- _Problem to work on_: Single out the lines that include the word "renters". Copy them.

Rows from a figure dataset:
+---+

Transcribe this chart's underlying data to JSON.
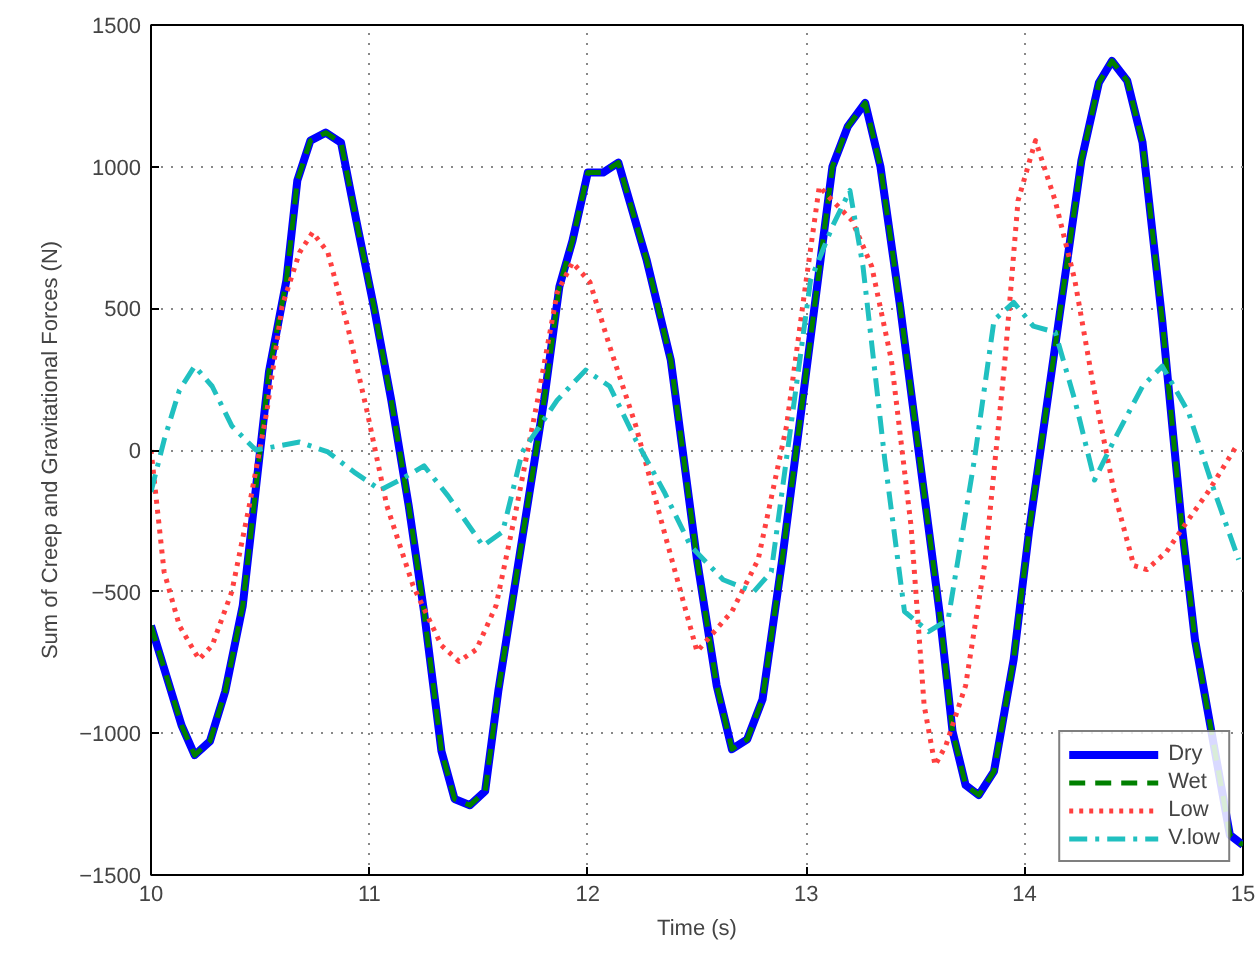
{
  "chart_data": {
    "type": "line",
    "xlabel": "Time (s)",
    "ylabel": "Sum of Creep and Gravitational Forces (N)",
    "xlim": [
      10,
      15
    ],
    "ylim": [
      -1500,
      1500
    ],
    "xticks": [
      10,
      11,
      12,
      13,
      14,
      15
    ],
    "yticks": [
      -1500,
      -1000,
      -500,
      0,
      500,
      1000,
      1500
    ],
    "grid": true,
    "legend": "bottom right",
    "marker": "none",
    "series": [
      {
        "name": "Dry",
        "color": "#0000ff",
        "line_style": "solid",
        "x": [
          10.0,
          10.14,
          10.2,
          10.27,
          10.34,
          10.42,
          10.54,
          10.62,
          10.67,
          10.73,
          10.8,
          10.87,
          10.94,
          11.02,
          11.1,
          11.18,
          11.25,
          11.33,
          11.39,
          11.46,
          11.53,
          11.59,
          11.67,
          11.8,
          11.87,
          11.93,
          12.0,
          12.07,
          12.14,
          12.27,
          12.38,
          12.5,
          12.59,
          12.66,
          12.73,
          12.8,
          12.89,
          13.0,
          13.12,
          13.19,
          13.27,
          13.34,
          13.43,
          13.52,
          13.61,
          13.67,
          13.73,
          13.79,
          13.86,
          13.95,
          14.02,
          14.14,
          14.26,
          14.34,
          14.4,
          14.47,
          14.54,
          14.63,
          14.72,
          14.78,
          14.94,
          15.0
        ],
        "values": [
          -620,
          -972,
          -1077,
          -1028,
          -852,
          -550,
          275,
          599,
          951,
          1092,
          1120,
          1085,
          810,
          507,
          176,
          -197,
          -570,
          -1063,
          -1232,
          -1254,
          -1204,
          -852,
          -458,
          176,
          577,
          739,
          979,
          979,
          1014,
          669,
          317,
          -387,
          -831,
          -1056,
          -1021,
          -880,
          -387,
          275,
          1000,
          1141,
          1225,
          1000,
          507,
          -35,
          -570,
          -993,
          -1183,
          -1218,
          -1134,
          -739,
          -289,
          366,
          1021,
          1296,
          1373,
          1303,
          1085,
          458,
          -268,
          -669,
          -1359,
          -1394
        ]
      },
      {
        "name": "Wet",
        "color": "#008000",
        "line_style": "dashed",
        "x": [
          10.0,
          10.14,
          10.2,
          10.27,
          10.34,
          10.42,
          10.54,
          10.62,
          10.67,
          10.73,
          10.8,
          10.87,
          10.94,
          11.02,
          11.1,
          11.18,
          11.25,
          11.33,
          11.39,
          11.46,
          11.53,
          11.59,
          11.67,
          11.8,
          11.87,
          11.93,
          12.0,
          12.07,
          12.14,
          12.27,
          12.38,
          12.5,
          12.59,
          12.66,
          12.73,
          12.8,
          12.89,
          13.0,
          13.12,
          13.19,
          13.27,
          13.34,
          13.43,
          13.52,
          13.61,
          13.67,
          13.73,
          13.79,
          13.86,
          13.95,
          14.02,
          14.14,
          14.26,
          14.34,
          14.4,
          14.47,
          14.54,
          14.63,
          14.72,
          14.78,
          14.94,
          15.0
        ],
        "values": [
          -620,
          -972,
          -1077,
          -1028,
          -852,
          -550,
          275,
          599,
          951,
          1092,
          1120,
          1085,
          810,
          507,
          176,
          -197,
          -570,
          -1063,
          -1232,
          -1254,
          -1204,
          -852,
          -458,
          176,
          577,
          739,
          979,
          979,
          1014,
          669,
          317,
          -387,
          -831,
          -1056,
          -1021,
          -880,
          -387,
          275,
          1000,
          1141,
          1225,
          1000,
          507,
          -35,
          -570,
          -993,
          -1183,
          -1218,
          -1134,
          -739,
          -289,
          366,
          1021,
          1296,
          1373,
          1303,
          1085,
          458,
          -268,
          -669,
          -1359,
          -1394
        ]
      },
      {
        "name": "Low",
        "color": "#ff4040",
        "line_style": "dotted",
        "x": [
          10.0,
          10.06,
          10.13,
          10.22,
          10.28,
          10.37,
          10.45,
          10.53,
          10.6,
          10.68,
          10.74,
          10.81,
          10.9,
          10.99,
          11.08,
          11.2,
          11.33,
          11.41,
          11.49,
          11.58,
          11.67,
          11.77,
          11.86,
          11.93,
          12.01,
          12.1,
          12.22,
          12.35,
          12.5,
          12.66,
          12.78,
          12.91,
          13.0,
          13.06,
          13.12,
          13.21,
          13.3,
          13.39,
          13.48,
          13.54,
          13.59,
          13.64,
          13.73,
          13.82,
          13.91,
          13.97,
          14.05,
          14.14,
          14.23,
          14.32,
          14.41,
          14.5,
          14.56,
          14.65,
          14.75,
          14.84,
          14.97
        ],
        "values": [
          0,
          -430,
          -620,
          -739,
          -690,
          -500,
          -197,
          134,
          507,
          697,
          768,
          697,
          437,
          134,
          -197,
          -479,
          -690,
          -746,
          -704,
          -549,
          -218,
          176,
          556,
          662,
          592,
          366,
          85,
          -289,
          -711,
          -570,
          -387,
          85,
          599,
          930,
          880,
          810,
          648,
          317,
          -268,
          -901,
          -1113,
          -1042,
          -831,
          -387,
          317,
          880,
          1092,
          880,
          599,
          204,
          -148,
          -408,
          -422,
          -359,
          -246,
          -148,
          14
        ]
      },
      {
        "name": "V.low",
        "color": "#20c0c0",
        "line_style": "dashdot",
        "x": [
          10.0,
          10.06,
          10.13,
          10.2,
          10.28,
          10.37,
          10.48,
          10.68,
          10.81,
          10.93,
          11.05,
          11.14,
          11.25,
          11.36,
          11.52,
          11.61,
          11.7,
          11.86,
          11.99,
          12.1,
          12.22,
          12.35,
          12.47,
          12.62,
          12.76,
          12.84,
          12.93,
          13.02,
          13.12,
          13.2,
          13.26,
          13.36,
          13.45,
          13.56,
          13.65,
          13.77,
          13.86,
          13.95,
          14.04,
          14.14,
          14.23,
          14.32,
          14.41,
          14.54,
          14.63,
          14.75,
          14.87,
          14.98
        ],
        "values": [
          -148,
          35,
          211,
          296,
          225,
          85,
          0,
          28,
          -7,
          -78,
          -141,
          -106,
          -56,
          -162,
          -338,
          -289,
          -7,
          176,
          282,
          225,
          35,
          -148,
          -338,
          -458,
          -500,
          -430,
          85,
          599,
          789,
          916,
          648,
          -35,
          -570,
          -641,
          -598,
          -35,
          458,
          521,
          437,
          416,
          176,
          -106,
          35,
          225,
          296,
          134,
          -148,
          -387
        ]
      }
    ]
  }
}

+---+

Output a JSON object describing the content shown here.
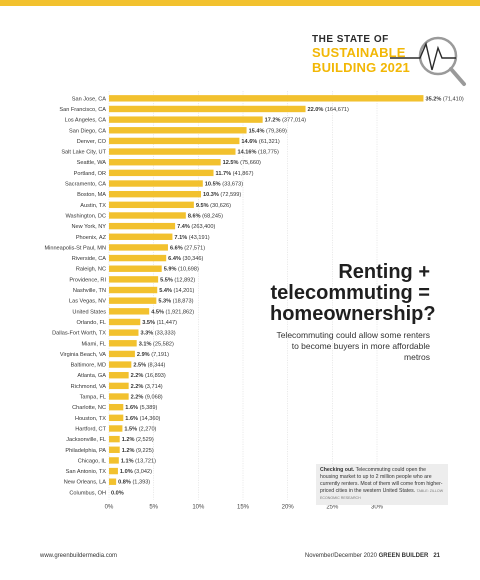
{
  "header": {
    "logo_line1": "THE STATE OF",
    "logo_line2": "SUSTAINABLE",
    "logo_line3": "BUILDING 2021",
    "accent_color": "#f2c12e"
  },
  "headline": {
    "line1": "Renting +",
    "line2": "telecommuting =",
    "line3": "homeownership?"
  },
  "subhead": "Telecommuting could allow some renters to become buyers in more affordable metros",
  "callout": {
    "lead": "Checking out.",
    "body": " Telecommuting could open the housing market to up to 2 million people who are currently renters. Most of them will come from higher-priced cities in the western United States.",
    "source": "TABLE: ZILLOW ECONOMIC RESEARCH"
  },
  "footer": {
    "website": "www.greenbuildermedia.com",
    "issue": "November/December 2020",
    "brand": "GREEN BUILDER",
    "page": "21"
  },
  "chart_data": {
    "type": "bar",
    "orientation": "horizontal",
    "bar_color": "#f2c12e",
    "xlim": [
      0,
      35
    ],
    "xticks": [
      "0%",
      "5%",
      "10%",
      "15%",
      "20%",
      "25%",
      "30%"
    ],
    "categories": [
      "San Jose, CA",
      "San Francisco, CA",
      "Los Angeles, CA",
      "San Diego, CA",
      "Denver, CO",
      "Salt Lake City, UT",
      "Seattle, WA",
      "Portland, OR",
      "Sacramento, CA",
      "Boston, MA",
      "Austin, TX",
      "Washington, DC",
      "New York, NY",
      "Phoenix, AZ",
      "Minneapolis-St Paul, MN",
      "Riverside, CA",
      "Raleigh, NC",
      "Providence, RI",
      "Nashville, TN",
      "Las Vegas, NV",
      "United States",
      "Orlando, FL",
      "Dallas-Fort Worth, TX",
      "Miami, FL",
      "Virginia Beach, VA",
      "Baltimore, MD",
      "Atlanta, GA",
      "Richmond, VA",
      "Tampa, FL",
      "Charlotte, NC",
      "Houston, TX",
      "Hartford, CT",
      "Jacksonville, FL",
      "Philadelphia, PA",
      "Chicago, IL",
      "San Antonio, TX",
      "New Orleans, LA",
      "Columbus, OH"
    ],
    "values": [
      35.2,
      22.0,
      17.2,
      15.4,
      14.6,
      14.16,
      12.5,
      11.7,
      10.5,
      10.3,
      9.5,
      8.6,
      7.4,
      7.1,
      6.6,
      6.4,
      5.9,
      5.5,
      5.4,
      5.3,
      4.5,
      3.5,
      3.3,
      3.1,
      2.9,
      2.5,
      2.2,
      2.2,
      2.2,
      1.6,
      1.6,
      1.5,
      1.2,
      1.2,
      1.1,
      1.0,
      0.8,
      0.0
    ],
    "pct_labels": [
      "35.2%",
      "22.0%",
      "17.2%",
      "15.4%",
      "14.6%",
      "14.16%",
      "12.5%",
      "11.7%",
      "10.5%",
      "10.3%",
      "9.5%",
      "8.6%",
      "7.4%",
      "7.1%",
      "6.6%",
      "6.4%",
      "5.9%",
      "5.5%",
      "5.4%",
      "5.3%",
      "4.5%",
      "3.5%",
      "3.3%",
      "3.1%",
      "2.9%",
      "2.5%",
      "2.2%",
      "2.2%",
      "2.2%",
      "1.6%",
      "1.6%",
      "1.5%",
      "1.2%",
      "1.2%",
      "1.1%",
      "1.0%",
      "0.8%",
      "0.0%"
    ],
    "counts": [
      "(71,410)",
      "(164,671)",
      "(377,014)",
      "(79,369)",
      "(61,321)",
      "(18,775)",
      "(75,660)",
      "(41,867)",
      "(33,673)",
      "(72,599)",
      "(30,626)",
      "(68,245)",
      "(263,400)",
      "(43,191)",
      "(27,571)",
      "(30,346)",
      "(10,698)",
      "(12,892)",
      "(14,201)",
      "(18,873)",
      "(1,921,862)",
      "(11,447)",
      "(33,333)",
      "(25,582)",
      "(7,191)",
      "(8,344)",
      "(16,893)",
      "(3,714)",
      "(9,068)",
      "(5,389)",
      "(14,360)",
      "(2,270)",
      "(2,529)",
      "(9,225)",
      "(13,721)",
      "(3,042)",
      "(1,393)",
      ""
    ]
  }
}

+---+

- _Finished answer_:
  "subhead": "Telecommuting could allow some renters to become buyers in more affordable metros",
    "body": " Telecommuting could open the housing market to up to 2 million people who are currently renters. Most of them will come from higher-priced cities in the western United States.",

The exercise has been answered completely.